**EXERCISE DIRECTIONS**
Pull out every line of the listing below where "color" appears.

**RAW RECORDS**
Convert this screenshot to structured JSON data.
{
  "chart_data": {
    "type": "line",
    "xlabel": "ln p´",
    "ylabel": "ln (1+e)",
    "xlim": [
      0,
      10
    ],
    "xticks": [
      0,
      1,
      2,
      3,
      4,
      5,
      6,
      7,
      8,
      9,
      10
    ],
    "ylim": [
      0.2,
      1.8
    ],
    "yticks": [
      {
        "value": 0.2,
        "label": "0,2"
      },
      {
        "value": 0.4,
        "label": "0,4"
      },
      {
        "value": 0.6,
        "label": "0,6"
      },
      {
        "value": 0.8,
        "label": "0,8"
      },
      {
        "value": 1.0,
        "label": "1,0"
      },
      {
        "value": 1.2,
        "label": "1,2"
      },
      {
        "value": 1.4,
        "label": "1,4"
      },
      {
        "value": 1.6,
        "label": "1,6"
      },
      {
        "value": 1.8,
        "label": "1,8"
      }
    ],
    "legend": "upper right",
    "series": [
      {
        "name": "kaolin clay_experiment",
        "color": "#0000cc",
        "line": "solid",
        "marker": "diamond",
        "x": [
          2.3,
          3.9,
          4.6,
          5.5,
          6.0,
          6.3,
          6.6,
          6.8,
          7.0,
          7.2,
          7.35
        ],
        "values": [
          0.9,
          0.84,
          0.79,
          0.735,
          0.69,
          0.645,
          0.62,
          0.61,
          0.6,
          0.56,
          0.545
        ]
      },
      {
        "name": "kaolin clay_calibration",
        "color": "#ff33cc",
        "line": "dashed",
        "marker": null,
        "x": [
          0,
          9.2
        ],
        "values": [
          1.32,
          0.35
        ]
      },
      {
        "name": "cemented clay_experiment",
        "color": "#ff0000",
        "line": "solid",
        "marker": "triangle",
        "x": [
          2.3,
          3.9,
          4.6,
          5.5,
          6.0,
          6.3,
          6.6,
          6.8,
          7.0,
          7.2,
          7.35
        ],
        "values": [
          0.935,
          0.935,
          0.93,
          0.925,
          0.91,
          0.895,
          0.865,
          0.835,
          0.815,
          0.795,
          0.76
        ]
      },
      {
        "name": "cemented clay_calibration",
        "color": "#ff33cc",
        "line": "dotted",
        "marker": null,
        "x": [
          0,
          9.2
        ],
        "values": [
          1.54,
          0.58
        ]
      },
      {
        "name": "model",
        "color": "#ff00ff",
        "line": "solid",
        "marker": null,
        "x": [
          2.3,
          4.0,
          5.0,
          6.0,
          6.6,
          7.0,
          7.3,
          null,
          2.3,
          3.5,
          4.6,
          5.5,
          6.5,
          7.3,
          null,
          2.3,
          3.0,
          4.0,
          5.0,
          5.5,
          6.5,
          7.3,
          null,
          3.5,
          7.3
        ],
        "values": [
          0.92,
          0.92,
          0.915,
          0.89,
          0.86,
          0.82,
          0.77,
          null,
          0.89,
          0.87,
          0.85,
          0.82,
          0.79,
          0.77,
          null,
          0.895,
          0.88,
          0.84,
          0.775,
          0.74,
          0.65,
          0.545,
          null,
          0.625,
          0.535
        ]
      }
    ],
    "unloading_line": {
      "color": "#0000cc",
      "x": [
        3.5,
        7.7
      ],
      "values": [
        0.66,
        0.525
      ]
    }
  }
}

**WORKED ANSWER**
        "color": "#0000cc",
        "color": "#ff33cc",
        "color": "#ff0000",
        "color": "#ff33cc",
        "color": "#ff00ff",
      "color": "#0000cc",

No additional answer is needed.